[What you have to do]
Copy every line of the data in which the word "İletişim" occurs.

[Input records]
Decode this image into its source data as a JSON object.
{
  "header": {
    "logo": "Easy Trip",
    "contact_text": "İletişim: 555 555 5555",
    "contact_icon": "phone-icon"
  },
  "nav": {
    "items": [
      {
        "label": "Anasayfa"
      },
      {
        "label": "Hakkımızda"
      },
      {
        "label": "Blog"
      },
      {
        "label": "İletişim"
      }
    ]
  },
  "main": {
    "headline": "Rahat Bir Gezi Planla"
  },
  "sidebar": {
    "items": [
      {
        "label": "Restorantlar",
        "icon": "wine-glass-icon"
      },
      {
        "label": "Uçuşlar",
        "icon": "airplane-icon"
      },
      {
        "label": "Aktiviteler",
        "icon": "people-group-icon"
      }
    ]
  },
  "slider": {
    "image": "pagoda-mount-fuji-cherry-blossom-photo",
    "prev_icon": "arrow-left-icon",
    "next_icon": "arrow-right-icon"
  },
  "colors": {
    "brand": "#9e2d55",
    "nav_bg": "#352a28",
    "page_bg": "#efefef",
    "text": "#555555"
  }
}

...

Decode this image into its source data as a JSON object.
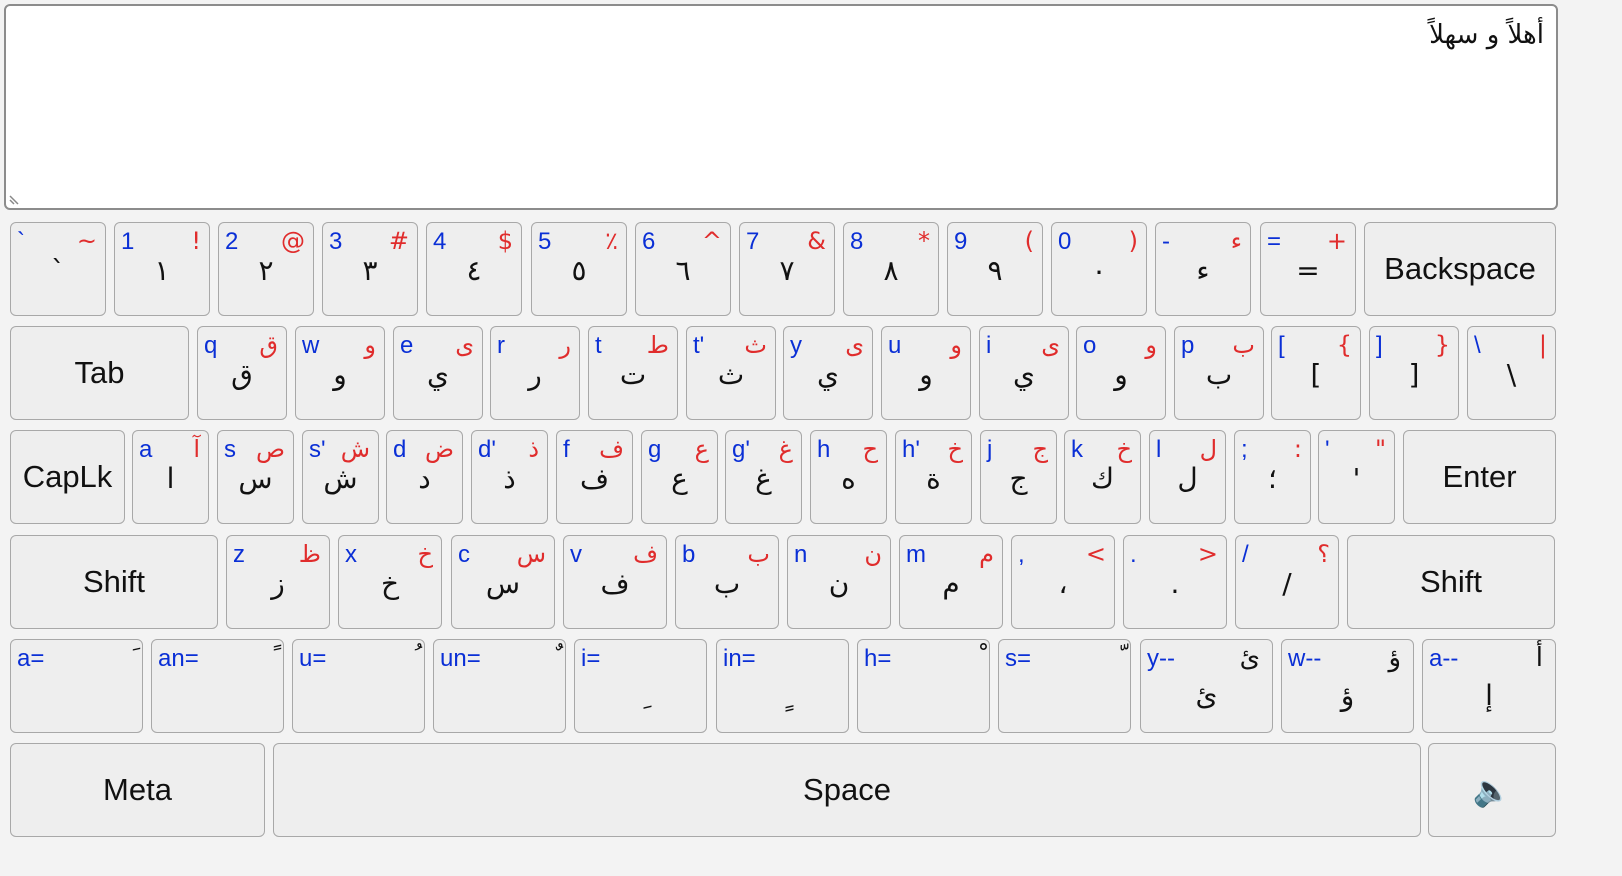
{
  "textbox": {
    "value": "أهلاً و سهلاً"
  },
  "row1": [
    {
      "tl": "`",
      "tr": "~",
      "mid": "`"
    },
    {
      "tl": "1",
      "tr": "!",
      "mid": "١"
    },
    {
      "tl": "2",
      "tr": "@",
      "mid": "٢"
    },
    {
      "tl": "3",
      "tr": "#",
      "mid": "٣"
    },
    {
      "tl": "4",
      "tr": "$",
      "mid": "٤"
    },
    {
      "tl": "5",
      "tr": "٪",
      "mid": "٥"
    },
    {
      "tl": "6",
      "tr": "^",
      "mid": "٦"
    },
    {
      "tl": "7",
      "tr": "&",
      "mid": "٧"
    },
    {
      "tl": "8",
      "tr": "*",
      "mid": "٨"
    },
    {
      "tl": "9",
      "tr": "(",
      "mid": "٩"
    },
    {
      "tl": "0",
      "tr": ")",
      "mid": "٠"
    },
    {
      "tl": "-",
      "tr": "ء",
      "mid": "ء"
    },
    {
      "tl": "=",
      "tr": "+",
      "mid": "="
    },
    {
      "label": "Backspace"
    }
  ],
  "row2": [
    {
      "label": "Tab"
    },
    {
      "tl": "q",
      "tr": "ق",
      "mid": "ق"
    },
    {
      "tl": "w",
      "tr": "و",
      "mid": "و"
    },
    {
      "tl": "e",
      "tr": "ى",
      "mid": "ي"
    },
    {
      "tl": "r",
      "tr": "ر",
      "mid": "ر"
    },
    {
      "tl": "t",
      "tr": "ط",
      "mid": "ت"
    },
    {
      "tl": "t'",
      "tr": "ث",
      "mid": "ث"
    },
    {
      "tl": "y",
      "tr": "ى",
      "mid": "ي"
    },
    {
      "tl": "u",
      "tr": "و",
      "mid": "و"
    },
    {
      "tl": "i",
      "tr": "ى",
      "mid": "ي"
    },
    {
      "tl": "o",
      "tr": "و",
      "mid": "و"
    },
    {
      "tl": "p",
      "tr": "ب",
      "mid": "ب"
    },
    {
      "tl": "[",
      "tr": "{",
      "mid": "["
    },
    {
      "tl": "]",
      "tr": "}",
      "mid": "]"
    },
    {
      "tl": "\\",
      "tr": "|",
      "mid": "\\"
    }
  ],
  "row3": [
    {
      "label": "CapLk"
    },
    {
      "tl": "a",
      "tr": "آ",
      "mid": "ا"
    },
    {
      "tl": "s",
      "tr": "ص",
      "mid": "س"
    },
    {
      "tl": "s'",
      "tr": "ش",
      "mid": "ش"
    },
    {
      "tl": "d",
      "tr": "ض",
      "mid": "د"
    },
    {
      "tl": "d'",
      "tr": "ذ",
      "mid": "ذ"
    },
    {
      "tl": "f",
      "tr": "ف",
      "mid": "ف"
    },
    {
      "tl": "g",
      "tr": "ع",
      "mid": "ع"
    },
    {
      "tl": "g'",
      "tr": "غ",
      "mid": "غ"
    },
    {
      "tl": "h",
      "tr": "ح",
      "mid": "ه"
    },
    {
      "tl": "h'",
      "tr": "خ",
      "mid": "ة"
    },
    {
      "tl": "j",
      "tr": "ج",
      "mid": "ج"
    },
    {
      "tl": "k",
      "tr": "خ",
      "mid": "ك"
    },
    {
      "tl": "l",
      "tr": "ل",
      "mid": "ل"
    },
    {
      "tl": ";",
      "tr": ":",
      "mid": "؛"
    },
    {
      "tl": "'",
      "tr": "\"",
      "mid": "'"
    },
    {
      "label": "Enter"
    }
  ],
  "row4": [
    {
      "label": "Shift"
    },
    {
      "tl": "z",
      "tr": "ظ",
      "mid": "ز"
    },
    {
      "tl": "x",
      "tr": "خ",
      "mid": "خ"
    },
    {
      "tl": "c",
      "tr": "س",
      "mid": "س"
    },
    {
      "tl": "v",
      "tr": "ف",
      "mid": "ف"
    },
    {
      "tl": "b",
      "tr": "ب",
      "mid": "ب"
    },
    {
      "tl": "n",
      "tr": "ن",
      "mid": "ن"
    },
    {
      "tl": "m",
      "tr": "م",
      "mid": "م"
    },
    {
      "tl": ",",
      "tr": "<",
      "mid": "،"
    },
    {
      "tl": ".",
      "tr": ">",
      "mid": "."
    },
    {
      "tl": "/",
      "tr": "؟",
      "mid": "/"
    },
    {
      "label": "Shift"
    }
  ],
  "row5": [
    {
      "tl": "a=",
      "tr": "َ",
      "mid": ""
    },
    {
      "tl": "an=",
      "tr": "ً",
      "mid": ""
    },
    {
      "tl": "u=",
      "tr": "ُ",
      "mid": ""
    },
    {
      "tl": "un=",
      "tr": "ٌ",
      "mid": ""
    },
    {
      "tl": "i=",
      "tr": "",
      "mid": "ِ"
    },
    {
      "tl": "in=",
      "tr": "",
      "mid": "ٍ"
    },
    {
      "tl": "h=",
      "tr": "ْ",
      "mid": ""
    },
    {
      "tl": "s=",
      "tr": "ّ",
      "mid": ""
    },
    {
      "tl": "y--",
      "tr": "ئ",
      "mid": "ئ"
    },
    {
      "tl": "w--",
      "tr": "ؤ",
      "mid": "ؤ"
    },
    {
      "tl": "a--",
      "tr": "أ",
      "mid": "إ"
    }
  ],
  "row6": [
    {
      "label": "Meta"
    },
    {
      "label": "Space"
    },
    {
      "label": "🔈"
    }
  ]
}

[Exercise result]
    "contact_text": "İletişim: 555 555 5555",
        "label": "İletişim"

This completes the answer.